━━ Texto extraído ━━

A Sr.ª Odete Santos (PCP): - Sr. Presidente, Sr. Ministro da Justiça, Srs. Membros do Governo, Srs. Deputados: Como consta do preâmbulo, a. presente proposta de lei apresenta-se intercalar relativamente a uma iniciativa de maior fôlego que visará uma nova Lei Orgânica dos Tribunais Administrativos e Fiscais e a alteração da Lei de Processo dos Tribunais Administrativos e Fiscais.
Quanto ao tribunal central administrativo há unanimidade a respeito da necessidade da sua criação, não apenas por uma questão de simetria relativamente à organização dos tribunais comuns mas sobretudo, como vimos neste debate, pela necessidade de obviar a uma situação de pré-ruptura do Supremo Tribunal Administrativo e à morosidade da justiça administrativa.
Na verdade, a acumulação processual verificada no Supremo determina delongas insuportáveis para os cidadãos, que, defrontando-se com a Administração e perante esta morosidade, não podem deixar de descrer no Estado de Direito democrático, que, segundo pensam e contra a própria qualidade das decisões do Supremo, tenta adiar a punição da Administração relativamente a ilegalidades cometidas. Desta forma, e por via da morosidade, perpetua-se a desconfiança herdada do passado relativamente aos Tribunais Administrativos e Fiscais.
A criação de uma 2.ª Instância nos Tribunais Administrativos e Fiscais, prevista, aliás, no projecto de revisão constitucional do PCP, corresponde, pois, a uma necessidade de proporcionar uma célere administração da justiça numa área de extrema delicadeza.
Desta forma, criam-se condições para que a fiscalização dos actos da Administração por magistratura independente, operando-se atempadamente, torne a própria Administração mais transparente, ali, onde a morosidade, impossível de ultrapassar nas actuais circunstancias, dava o seu contributo para uma certa aparência de opacidade.
Parece-nos, pois, que a necessidade urgente de se pôr cobro a uma situação de quase angústia em que vivem administrados e profissionais do foro aconselha a criação deste tribunal, sem que se pudesse esperar pela revisão constitucional para solucionar outras questões, que são resolvidas na proposta de lei dentro do quadro constitucional que temos e sem alterações de monta relativamente ao quadro legal de que dispomos. Estou a pensar no Estatuto dos Tribunais Administrativos é Fiscais relativamente ao qual podem questionar-se algumas das soluções propostas.

━━━

→ Instrução a:
Indique todas as formas de tratamento com que a intervenção sobre o tribunal central administrativo abre, antes dos dois pontos.

━━ Dados fornecidos ━━

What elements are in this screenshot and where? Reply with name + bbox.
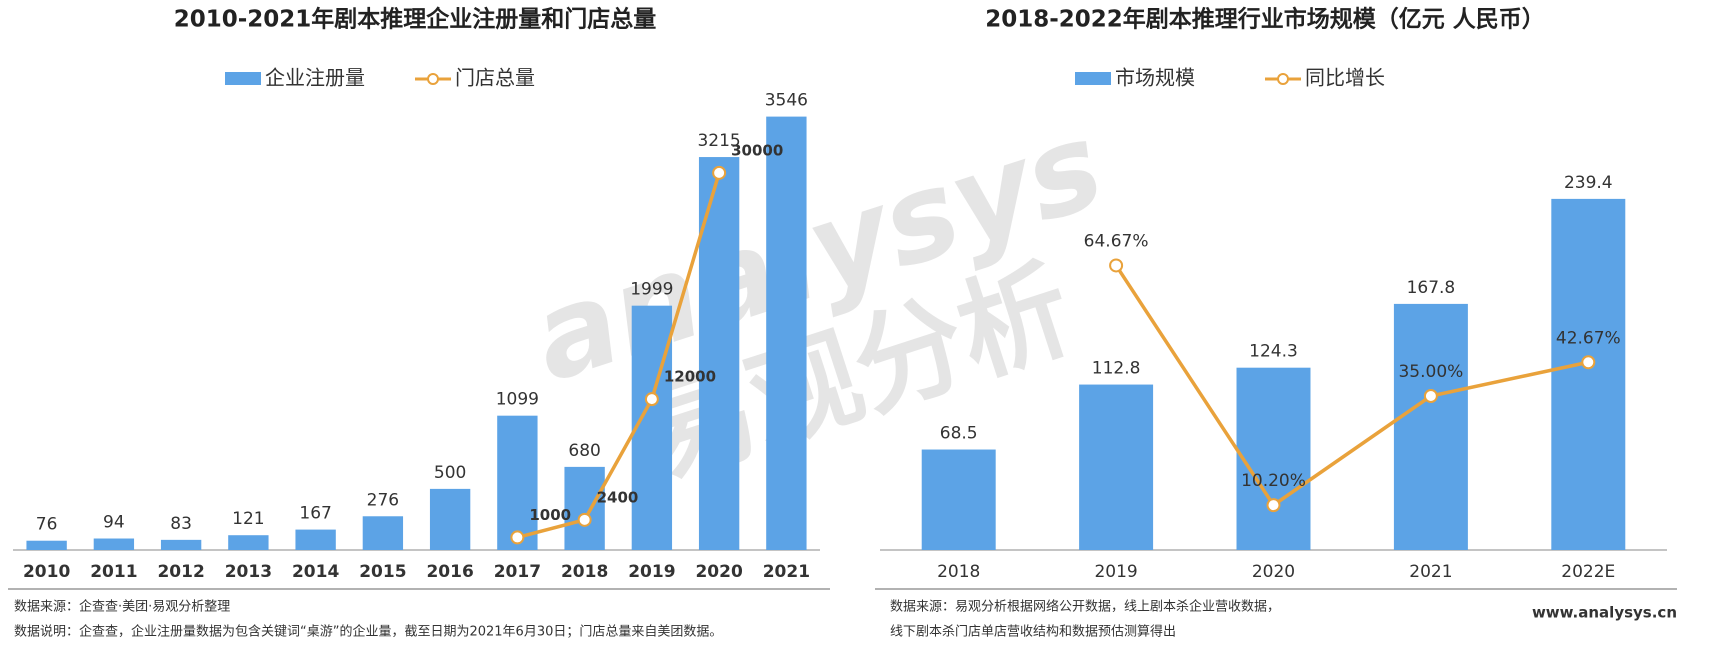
footnote: 线下剧本杀门店单店营收结构和数据预估测算得出 (890, 624, 1176, 640)
bar-value-label: 1999 (630, 280, 673, 300)
legend-swatch (1277, 73, 1289, 85)
footnote: 数据来源：企查查·美团·易观分析整理 (14, 599, 230, 615)
legend-label: 市场规模 (1115, 66, 1195, 90)
x-tick-label: 2017 (494, 562, 541, 582)
bar-value-label: 68.5 (940, 424, 978, 444)
line-value-label: 2400 (597, 488, 639, 506)
bar (497, 415, 538, 550)
bar (160, 539, 202, 550)
x-tick-label: 2022E (1561, 562, 1615, 582)
line-value-label: 12000 (664, 368, 716, 386)
line-value-label: 30000 (731, 141, 783, 159)
bar-value-label: 3546 (765, 91, 808, 111)
line-point (510, 530, 525, 545)
bar-value-label: 112.8 (1092, 359, 1141, 379)
footnote: 数据说明：企查查，企业注册量数据为包含关键词“桌游”的企业量，截至日期为2021… (14, 624, 722, 640)
bar-value-label: 167 (299, 504, 331, 524)
line-value-label: 1000 (529, 506, 571, 524)
x-tick-label: 2021 (763, 562, 810, 582)
line (516, 172, 721, 540)
bar (1236, 367, 1311, 550)
bar-value-label: 83 (170, 514, 192, 534)
bar (921, 449, 996, 550)
bar (564, 466, 605, 550)
line-value-label: 64.67% (1084, 231, 1149, 251)
line-point (1109, 258, 1124, 273)
line-value-label: 42.67% (1556, 328, 1621, 348)
line (1114, 264, 1589, 508)
x-tick-label: 2018 (937, 562, 980, 582)
bar-value-label: 94 (103, 513, 125, 533)
x-tick-label: 2013 (225, 562, 272, 582)
legend-label: 同比增长 (1305, 66, 1385, 90)
x-tick-label: 2019 (628, 562, 675, 582)
x-tick-label: 2019 (1094, 562, 1137, 582)
source: www.analysys.cn (1532, 604, 1677, 622)
line-point (644, 392, 659, 407)
x-tick-label: 2015 (359, 562, 406, 582)
line-point (1423, 389, 1438, 403)
x-tick-label: 2016 (426, 562, 473, 582)
bar-value-label: 121 (232, 509, 264, 529)
line-value-label: 10.20% (1241, 471, 1306, 491)
watermark: analysys 易观分析 (517, 96, 1119, 502)
x-tick-label: 2012 (157, 562, 204, 582)
x-tick-label: 2021 (1409, 562, 1452, 582)
bar (1551, 198, 1626, 550)
bar (93, 538, 135, 550)
line-point (1266, 498, 1281, 513)
line-point (1581, 355, 1596, 370)
bar (1079, 384, 1154, 550)
footnote: 数据来源：易观分析根据网络公开数据，线上剧本杀企业营收数据， (890, 599, 1280, 615)
bar-value-label: 239.4 (1564, 173, 1613, 193)
bar-value-label: 1099 (496, 390, 539, 410)
legend-swatch (427, 73, 439, 85)
chart-title: 2018-2022年剧本推理行业市场规模（亿元 人民币） (985, 6, 1545, 33)
bar (295, 529, 336, 550)
bar-value-label: 3215 (697, 131, 740, 151)
bar (429, 488, 471, 550)
chart-title: 2010-2021年剧本推理企业注册量和门店总量 (174, 6, 657, 33)
bar (26, 540, 67, 550)
line-value-label: 35.00% (1398, 362, 1463, 382)
line-point (577, 512, 592, 527)
x-tick-label: 2011 (90, 562, 137, 582)
x-tick-label: 2018 (561, 562, 608, 582)
x-tick-label: 2014 (292, 562, 339, 582)
legend-swatch (1075, 72, 1111, 85)
line-point (712, 165, 727, 180)
bar-value-label: 500 (434, 463, 466, 483)
x-tick-label: 2010 (23, 562, 70, 582)
bar (766, 116, 807, 550)
bar-value-label: 76 (36, 515, 58, 535)
bar-value-label: 124.3 (1249, 342, 1298, 362)
bar (228, 535, 269, 550)
x-tick-label: 2020 (1252, 562, 1295, 582)
bar (631, 305, 673, 550)
bar (362, 516, 404, 550)
x-tick-label: 2020 (695, 562, 742, 582)
legend-label: 门店总量 (455, 66, 535, 90)
bar-value-label: 167.8 (1407, 278, 1456, 298)
bar-value-label: 680 (568, 441, 600, 461)
bar (1393, 303, 1468, 550)
legend-label: 企业注册量 (265, 66, 365, 90)
bar-value-label: 276 (367, 490, 399, 510)
legend-swatch (225, 72, 261, 85)
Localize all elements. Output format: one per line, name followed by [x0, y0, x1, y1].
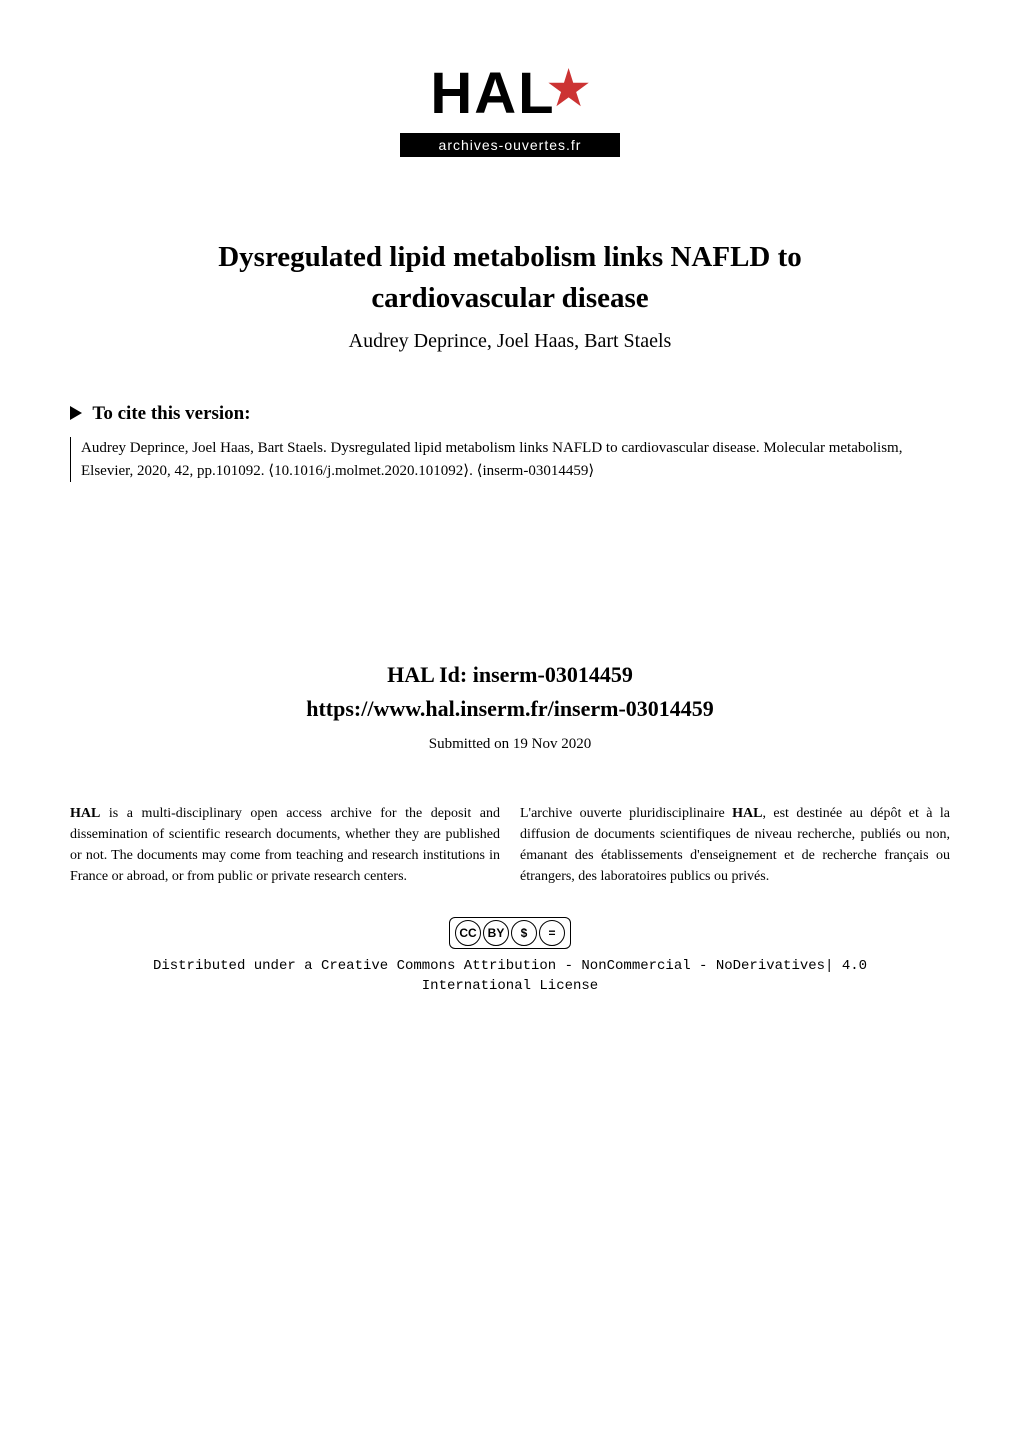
hal-bold-fr: HAL [732, 806, 762, 821]
paper-title: Dysregulated lipid metabolism links NAFL… [70, 237, 950, 318]
cc-icon: CC [455, 920, 481, 946]
nd-icon: = [539, 920, 565, 946]
hal-logo-section: HAL archives-ouvertes.fr [70, 60, 950, 157]
triangle-icon [70, 406, 82, 420]
license-line-2: International License [422, 978, 598, 994]
hal-logo: HAL archives-ouvertes.fr [400, 60, 620, 157]
cc-icons-badge: CC BY $ = [449, 917, 571, 949]
desc-en-text: is a multi-disciplinary open access arch… [70, 806, 500, 884]
license-section: CC BY $ = Distributed under a Creative C… [70, 917, 950, 996]
submitted-date: Submitted on 19 Nov 2020 [70, 736, 950, 753]
logo-text: HAL [430, 61, 555, 126]
logo-subtext: archives-ouvertes.fr [400, 133, 620, 157]
hal-id-section: HAL Id: inserm-03014459 https://www.hal.… [70, 662, 950, 753]
cite-section: To cite this version: Audrey Deprince, J… [70, 403, 950, 482]
title-section: Dysregulated lipid metabolism links NAFL… [70, 237, 950, 353]
hal-id: HAL Id: inserm-03014459 [70, 662, 950, 688]
desc-fr-prefix: L'archive ouverte pluridisciplinaire [520, 806, 732, 821]
description-english: HAL is a multi-disciplinary open access … [70, 803, 500, 887]
description-french: L'archive ouverte pluridisciplinaire HAL… [520, 803, 950, 887]
nc-icon: $ [511, 920, 537, 946]
cite-header-text: To cite this version: [92, 403, 250, 424]
license-line-1: Distributed under a Creative Commons Att… [153, 958, 867, 974]
title-line-2: cardiovascular disease [371, 282, 648, 314]
description-section: HAL is a multi-disciplinary open access … [70, 803, 950, 887]
by-icon: BY [483, 920, 509, 946]
title-line-1: Dysregulated lipid metabolism links NAFL… [218, 241, 802, 273]
authors: Audrey Deprince, Joel Haas, Bart Staels [70, 330, 950, 353]
hal-bold-en: HAL [70, 806, 100, 821]
citation-text: Audrey Deprince, Joel Haas, Bart Staels.… [70, 437, 950, 482]
license-text: Distributed under a Creative Commons Att… [70, 957, 950, 996]
cite-header: To cite this version: [70, 403, 950, 425]
hal-url[interactable]: https://www.hal.inserm.fr/inserm-0301445… [70, 696, 950, 722]
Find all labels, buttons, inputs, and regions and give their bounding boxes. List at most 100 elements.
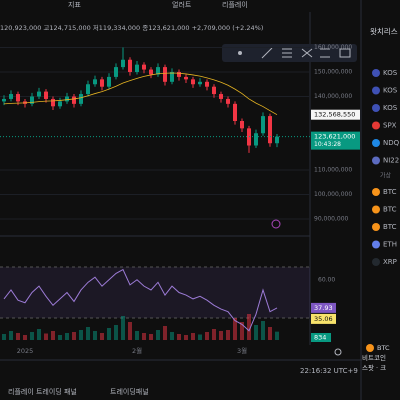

━━━

→ Instrução b:
Reproduza sem alterações as linhas dos dados fornecidos, começando na que contém "hal-bold-fr: HAL [732, 806, 762, 821]" e terminando na que contém "hal-logo: HAL archives-ouvertes.fr", ambas incluídas.

→ Resolução a:
Sr. Presidente
Sr. Ministro da Justiça
Srs. Membros do Governo
Srs. Deputados

→ Resolução b:
hal-bold-fr: HAL [732, 806, 762, 821]
paper-title: Dysregulated lipid metabolism links NAFL… [70, 237, 950, 318]
cc-icon: CC [455, 920, 481, 946]
nd-icon: = [539, 920, 565, 946]
hal-logo-section: HAL archives-ouvertes.fr [70, 60, 950, 157]
triangle-icon [70, 406, 82, 420]
license-line-2: International License [422, 978, 598, 994]
hal-logo: HAL archives-ouvertes.fr [400, 60, 620, 157]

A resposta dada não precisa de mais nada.